Required work. Look through the listing and locate every line containing the word "stories"; copy those lines.

Record list.
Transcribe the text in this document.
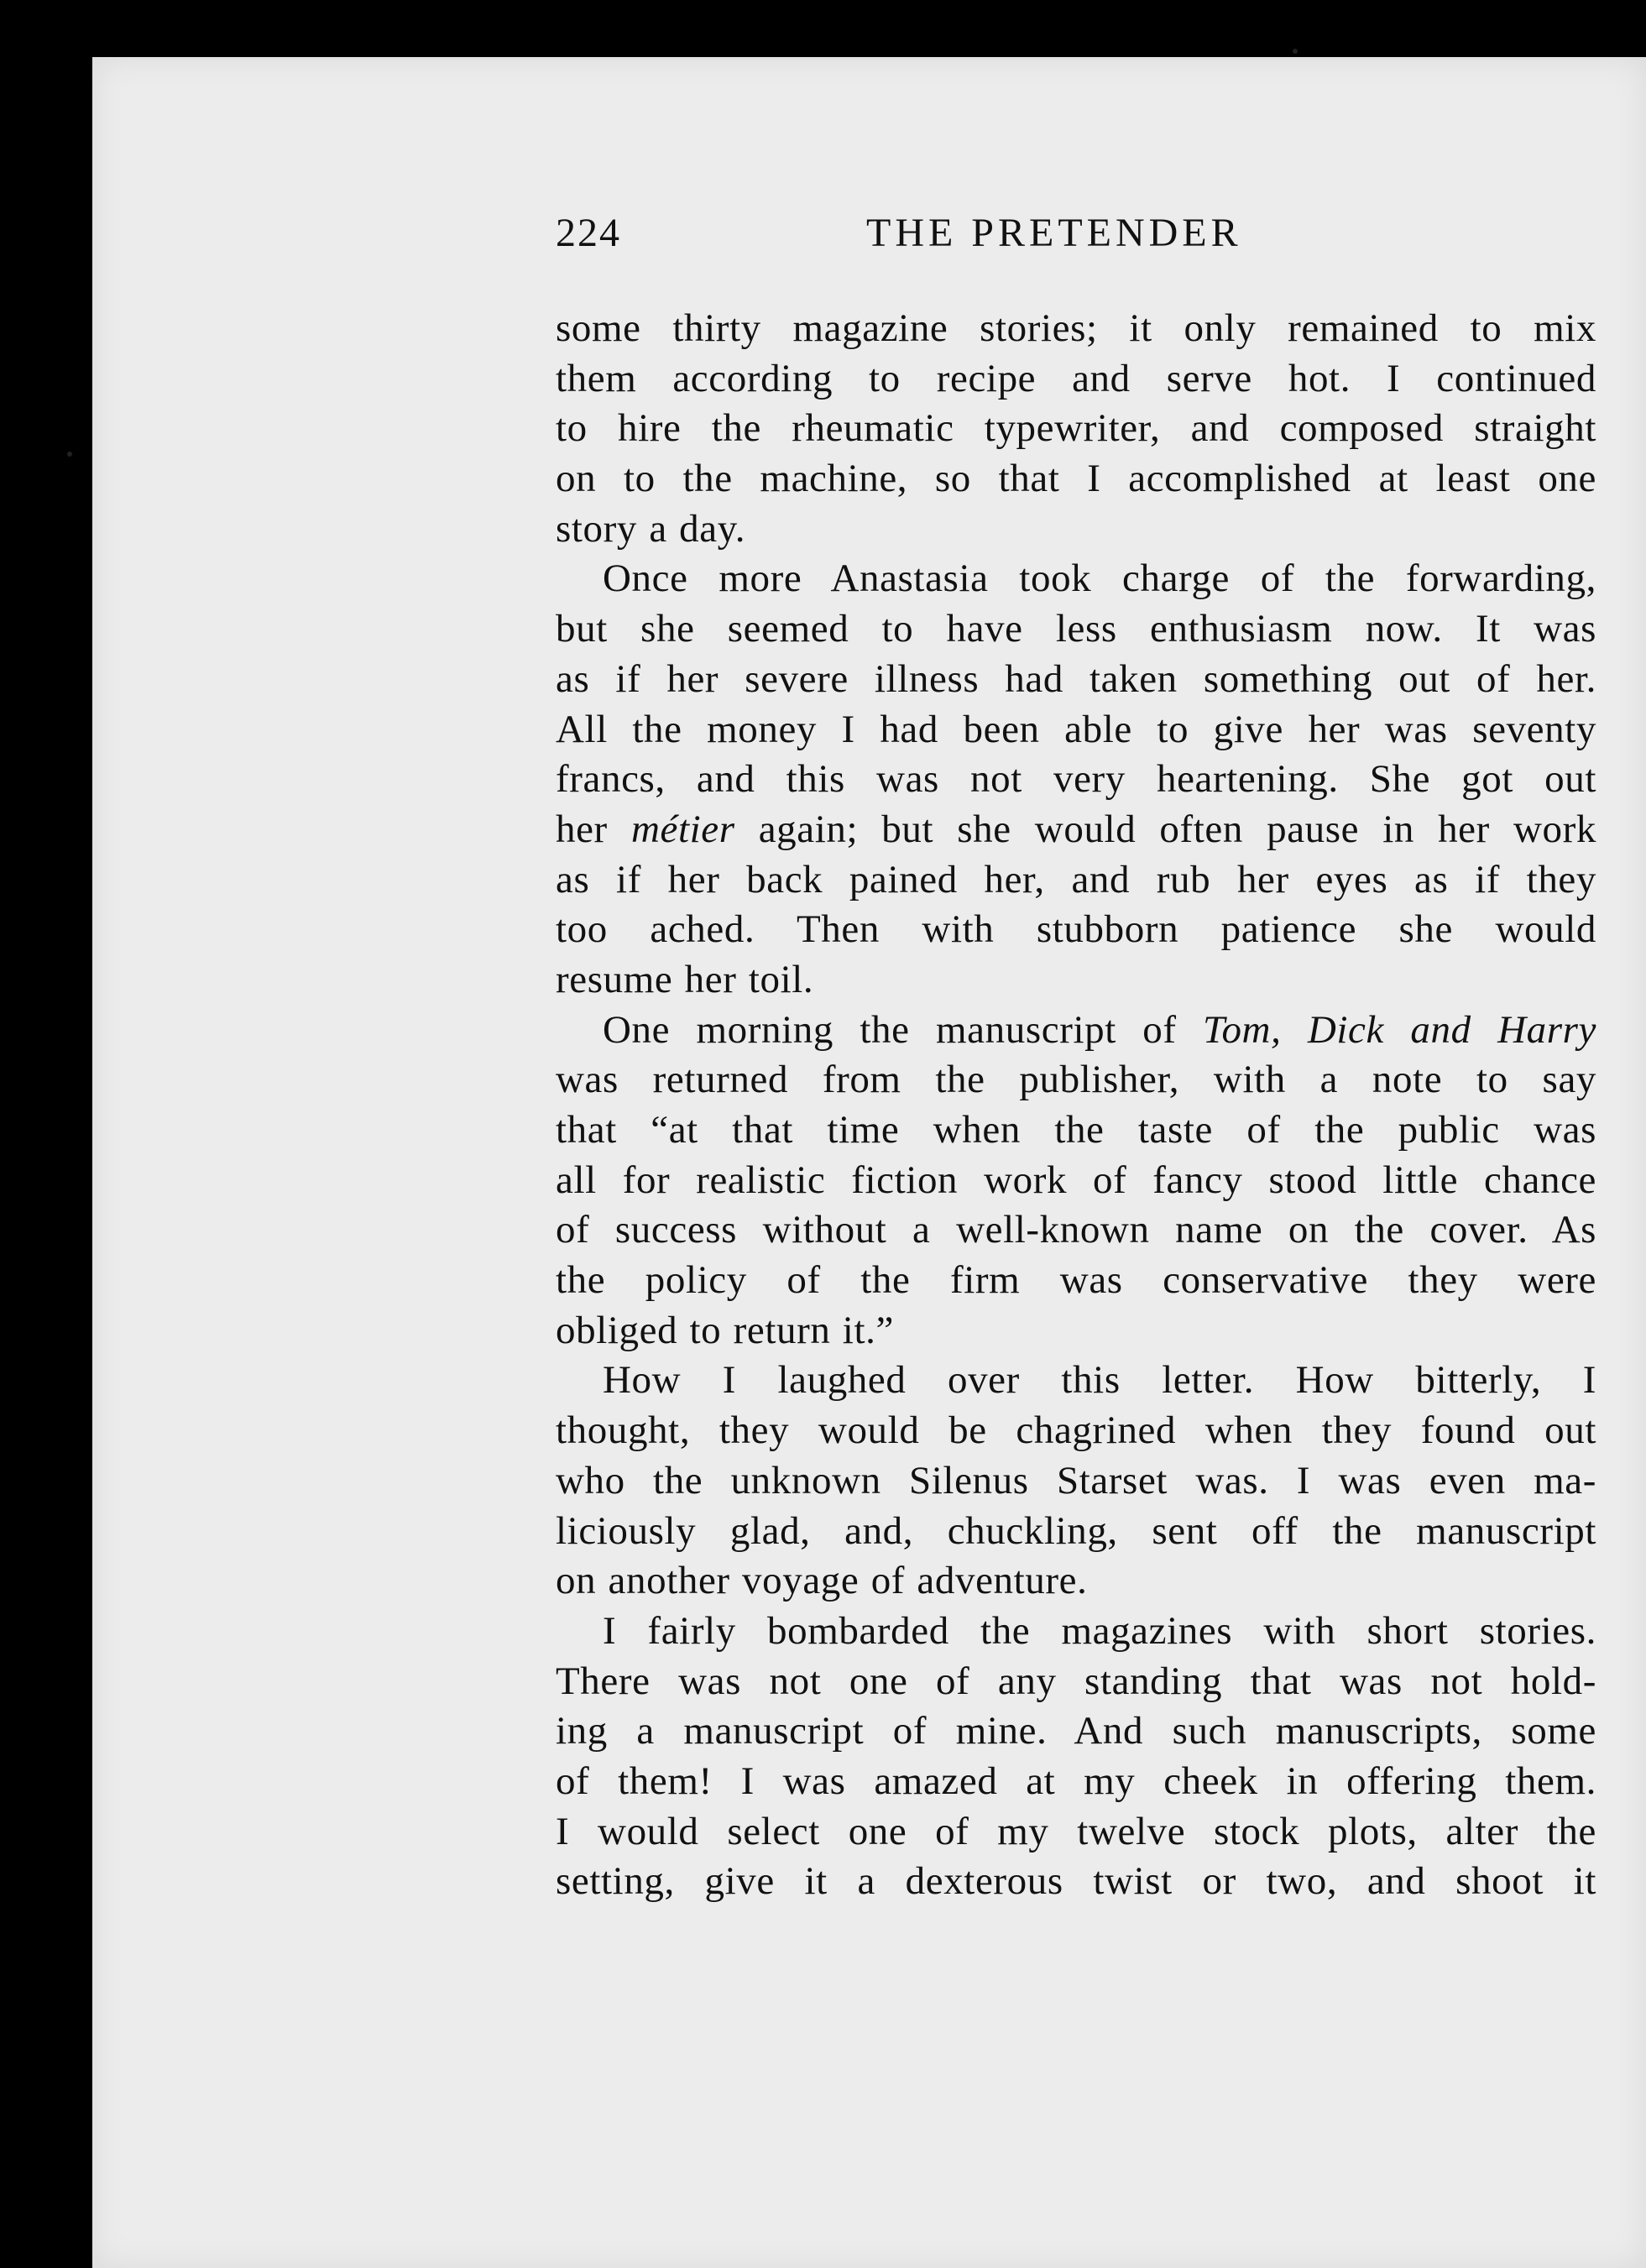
224	THE PRETENDER
some thirty magazine stories; it only remained to mix
them according to recipe and serve hot. I continued
to hire the rheumatic typewriter, and composed straight
on to the machine, so that I accomplished at least one
story a day.
Once more Anastasia took charge of the forwarding,
but she seemed to have less enthusiasm now. It was
as if her severe illness had taken something out of her.
All the money I had been able to give her was seventy
francs, and this was not very heartening. She got out
her métier again; but she would often pause in her work
as if her back pained her, and rub her eyes as if they
too ached. Then with stubborn patience she would
resume her toil.
One morning the manuscript of Tom, Dick and Harry
was returned from the publisher, with a note to say
that “at that time when the taste of the public was
all for realistic fiction work of fancy stood little chance
of success without a well-known name on the cover. As
the policy of the firm was conservative they were
obliged to return it.”
How I laughed over this letter. How bitterly, I
thought, they would be chagrined when they found out
who the unknown Silenus Starset was. I was even ma-
liciously glad, and, chuckling, sent off the manuscript
on another voyage of adventure.
I fairly bombarded the magazines with short stories.
There was not one of any standing that was not hold-
ing a manuscript of mine. And such manuscripts, some
of them! I was amazed at my cheek in offering them.
I would select one of my twelve stock plots, alter the
setting, give it a dexterous twist or two, and shoot it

Exercise response.
some thirty magazine stories; it only remained to mix
I fairly bombarded the magazines with short stories.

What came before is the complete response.